● **Provided data**

>> Start

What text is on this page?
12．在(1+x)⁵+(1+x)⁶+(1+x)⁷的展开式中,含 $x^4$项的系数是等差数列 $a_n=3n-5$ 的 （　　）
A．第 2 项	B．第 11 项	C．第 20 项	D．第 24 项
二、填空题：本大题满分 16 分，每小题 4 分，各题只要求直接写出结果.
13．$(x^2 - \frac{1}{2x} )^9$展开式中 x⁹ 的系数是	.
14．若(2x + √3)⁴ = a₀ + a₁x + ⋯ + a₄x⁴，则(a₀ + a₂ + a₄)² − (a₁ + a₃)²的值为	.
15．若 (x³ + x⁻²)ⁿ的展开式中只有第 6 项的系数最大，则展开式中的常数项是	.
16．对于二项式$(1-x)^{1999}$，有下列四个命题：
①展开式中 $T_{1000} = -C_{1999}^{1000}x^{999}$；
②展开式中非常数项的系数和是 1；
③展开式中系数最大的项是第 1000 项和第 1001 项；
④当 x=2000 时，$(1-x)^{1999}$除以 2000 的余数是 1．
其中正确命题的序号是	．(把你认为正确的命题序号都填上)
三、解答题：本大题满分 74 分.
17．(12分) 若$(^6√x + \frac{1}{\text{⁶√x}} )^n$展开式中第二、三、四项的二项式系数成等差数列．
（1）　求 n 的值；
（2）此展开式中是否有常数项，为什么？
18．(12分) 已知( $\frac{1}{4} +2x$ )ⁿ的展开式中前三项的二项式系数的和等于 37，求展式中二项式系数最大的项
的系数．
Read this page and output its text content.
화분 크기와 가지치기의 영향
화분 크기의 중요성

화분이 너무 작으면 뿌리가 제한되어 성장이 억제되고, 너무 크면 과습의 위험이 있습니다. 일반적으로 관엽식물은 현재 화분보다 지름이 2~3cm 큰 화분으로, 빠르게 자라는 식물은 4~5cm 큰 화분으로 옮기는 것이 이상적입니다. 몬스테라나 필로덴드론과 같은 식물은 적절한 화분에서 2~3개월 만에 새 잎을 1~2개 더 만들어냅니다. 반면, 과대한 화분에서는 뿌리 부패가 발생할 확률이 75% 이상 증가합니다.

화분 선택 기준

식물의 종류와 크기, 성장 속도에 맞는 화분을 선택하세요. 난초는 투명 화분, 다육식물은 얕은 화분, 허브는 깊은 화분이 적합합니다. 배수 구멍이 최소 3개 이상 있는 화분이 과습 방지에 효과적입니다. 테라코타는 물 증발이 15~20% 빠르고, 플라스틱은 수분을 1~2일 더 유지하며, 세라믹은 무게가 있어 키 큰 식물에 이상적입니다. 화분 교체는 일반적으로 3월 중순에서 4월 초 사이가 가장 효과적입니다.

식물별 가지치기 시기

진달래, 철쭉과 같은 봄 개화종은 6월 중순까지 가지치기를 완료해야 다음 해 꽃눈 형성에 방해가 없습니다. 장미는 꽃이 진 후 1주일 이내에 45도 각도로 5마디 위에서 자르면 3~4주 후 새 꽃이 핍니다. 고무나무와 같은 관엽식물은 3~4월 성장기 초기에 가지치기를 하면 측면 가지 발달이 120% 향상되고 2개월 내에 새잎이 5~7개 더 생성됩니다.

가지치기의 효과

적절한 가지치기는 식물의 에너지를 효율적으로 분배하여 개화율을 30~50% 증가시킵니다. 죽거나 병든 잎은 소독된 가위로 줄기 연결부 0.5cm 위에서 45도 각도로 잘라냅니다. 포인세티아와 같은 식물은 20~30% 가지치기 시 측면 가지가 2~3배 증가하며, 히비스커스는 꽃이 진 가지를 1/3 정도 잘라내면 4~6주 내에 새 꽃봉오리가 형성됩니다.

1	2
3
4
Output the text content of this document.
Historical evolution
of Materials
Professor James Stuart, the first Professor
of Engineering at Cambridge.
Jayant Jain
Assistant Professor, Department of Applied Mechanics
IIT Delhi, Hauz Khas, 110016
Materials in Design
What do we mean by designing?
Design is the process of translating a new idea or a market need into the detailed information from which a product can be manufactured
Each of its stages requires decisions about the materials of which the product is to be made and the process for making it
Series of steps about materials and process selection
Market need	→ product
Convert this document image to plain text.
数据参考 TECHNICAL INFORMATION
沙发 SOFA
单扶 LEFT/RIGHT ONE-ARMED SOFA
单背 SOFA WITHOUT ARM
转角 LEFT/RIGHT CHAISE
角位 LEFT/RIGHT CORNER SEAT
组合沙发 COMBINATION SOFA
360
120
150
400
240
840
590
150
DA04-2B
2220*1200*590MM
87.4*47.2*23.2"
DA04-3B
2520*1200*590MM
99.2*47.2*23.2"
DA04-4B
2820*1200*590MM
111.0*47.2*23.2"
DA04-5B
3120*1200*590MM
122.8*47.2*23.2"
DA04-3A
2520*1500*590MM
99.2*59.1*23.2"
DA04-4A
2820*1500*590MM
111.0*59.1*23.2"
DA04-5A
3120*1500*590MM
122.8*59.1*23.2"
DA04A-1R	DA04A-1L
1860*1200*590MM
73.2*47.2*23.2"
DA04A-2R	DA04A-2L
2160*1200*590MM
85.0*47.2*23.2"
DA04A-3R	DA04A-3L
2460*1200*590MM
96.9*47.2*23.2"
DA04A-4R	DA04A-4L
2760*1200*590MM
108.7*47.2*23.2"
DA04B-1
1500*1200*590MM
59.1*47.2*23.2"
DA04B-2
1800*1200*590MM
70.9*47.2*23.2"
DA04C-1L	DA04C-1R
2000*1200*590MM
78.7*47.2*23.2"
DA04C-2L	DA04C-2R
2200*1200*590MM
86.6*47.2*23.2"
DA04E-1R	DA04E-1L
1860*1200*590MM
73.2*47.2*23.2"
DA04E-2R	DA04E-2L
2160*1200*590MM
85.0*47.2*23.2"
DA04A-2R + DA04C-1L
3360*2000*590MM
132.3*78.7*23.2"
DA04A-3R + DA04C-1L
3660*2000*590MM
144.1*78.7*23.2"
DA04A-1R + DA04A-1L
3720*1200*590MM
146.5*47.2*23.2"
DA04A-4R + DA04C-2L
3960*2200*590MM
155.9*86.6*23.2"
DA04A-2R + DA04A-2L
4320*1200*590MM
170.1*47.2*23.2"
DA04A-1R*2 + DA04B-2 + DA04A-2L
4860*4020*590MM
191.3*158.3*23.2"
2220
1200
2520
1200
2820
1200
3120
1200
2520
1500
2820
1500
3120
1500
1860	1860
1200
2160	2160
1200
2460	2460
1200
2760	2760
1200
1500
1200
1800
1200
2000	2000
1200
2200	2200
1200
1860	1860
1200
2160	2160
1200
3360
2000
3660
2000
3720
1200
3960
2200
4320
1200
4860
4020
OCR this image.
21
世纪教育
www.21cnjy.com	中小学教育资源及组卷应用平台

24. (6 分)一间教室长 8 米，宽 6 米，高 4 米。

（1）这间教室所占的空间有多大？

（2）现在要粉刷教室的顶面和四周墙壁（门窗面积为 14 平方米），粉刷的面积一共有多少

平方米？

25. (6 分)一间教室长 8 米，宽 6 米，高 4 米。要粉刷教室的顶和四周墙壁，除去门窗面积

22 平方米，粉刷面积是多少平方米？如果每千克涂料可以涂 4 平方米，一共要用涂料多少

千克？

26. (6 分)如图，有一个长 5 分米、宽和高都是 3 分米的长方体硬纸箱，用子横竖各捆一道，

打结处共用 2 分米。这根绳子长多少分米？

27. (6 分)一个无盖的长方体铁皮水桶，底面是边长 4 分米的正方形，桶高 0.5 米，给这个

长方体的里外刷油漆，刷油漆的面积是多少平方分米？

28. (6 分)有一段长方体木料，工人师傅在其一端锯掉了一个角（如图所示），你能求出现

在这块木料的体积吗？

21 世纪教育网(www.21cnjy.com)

>> End

● **Task objective**
How many of the lines in the listing above hold the word "page"? Report only that figure.

● **Finished task**
2